**Brief**
Transcribe the entries below exactly; leave every image out.

(Recorded data)
===============

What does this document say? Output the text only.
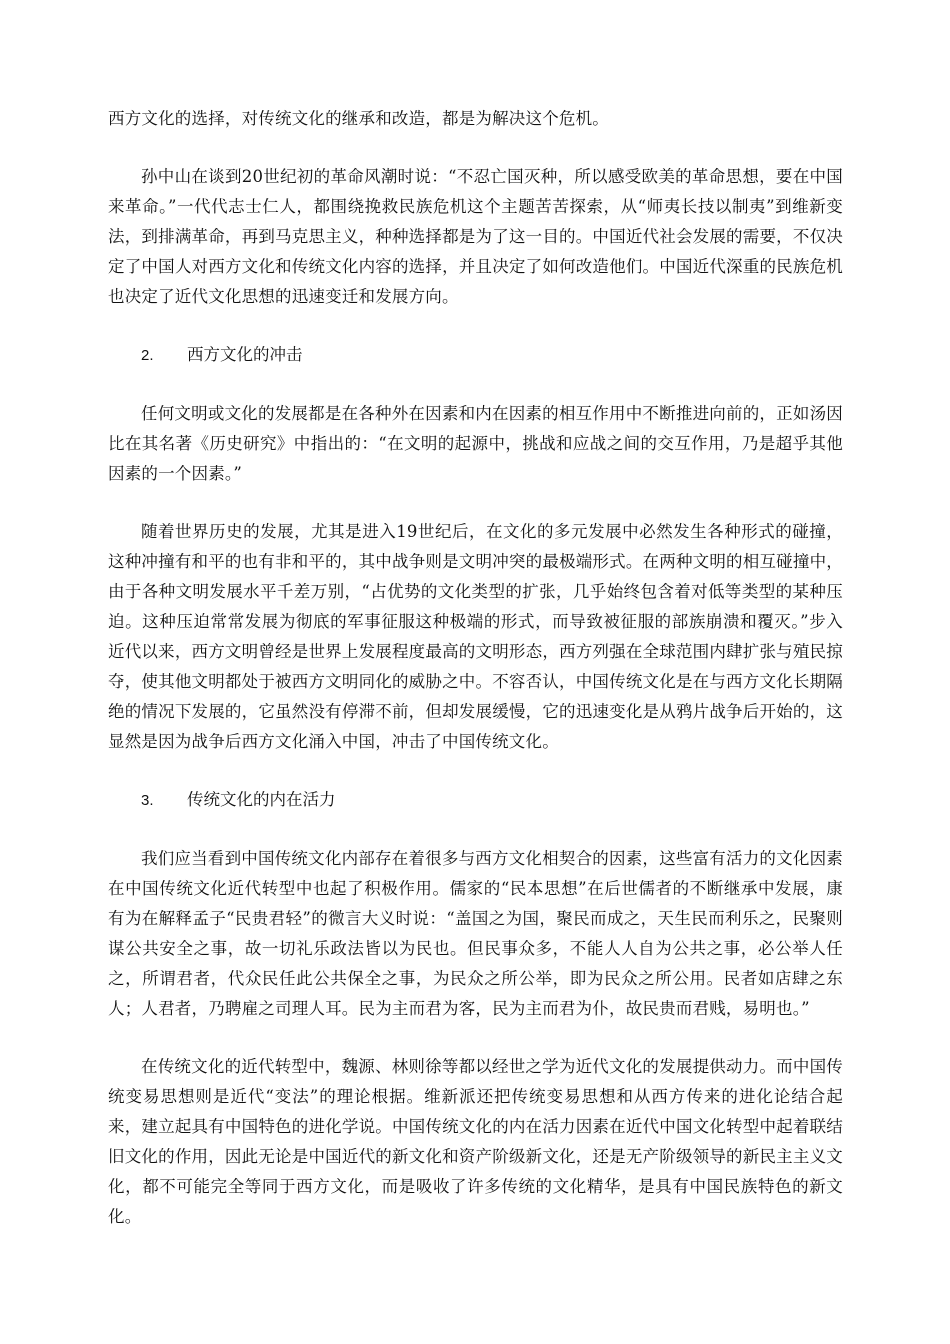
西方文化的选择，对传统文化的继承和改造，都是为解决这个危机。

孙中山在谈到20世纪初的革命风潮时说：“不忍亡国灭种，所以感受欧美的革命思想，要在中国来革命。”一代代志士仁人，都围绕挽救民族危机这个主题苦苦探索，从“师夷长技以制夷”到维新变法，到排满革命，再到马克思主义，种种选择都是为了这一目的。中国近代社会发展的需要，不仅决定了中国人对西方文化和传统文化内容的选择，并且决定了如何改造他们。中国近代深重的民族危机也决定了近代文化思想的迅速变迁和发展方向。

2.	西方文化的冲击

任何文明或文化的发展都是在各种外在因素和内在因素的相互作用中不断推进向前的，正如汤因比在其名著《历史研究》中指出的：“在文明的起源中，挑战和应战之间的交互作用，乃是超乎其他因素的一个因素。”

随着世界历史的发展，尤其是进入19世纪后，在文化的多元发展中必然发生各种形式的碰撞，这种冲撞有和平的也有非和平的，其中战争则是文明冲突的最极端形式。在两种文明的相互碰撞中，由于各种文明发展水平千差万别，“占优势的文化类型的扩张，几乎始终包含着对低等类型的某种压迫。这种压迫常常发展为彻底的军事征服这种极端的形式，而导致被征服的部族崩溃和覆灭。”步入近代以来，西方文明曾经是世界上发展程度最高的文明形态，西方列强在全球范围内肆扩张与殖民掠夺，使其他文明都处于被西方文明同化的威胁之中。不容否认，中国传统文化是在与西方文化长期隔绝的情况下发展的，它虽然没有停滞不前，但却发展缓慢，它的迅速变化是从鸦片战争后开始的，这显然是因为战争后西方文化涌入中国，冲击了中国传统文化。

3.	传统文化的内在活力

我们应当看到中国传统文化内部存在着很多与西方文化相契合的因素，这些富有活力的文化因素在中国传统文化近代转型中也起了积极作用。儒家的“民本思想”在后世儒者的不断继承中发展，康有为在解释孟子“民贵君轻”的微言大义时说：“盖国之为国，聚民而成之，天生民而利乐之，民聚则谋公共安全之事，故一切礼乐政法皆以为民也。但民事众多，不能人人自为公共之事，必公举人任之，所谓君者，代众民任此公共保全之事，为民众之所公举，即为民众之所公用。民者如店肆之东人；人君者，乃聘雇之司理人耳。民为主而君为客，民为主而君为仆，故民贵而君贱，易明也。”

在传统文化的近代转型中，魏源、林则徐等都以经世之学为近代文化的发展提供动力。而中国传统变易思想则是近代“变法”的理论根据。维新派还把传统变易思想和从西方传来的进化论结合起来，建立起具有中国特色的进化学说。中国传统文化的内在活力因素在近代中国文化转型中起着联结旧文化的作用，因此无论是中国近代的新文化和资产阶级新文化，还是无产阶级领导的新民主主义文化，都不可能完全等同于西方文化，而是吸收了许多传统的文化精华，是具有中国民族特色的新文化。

===============

**Response below**
What does this document say? Output the text only.
西方文化的选择，对传统文化的继承和改造，都是为解决这个危机。

孙中山在谈到20世纪初的革命风潮时说：“不忍亡国灭种，所以感受欧美的革命思想，要在中国来革命。”一代代志士仁人，都围绕挽救民族危机这个主题苦苦探索，从“师夷长技以制夷”到维新变法，到排满革命，再到马克思主义，种种选择都是为了这一目的。中国近代社会发展的需要，不仅决定了中国人对西方文化和传统文化内容的选择，并且决定了如何改造他们。中国近代深重的民族危机也决定了近代文化思想的迅速变迁和发展方向。

2.	西方文化的冲击

任何文明或文化的发展都是在各种外在因素和内在因素的相互作用中不断推进向前的，正如汤因比在其名著《历史研究》中指出的：“在文明的起源中，挑战和应战之间的交互作用，乃是超乎其他因素的一个因素。”

随着世界历史的发展，尤其是进入19世纪后，在文化的多元发展中必然发生各种形式的碰撞，这种冲撞有和平的也有非和平的，其中战争则是文明冲突的最极端形式。在两种文明的相互碰撞中，由于各种文明发展水平千差万别，“占优势的文化类型的扩张，几乎始终包含着对低等类型的某种压迫。这种压迫常常发展为彻底的军事征服这种极端的形式，而导致被征服的部族崩溃和覆灭。”步入近代以来，西方文明曾经是世界上发展程度最高的文明形态，西方列强在全球范围内肆扩张与殖民掠夺，使其他文明都处于被西方文明同化的威胁之中。不容否认，中国传统文化是在与西方文化长期隔绝的情况下发展的，它虽然没有停滞不前，但却发展缓慢，它的迅速变化是从鸦片战争后开始的，这显然是因为战争后西方文化涌入中国，冲击了中国传统文化。

3.	传统文化的内在活力

我们应当看到中国传统文化内部存在着很多与西方文化相契合的因素，这些富有活力的文化因素在中国传统文化近代转型中也起了积极作用。儒家的“民本思想”在后世儒者的不断继承中发展，康有为在解释孟子“民贵君轻”的微言大义时说：“盖国之为国，聚民而成之，天生民而利乐之，民聚则谋公共安全之事，故一切礼乐政法皆以为民也。但民事众多，不能人人自为公共之事，必公举人任之，所谓君者，代众民任此公共保全之事，为民众之所公举，即为民众之所公用。民者如店肆之东人；人君者，乃聘雇之司理人耳。民为主而君为客，民为主而君为仆，故民贵而君贱，易明也。”

在传统文化的近代转型中，魏源、林则徐等都以经世之学为近代文化的发展提供动力。而中国传统变易思想则是近代“变法”的理论根据。维新派还把传统变易思想和从西方传来的进化论结合起来，建立起具有中国特色的进化学说。中国传统文化的内在活力因素在近代中国文化转型中起着联结旧文化的作用，因此无论是中国近代的新文化和资产阶级新文化，还是无产阶级领导的新民主主义文化，都不可能完全等同于西方文化，而是吸收了许多传统的文化精华，是具有中国民族特色的新文化。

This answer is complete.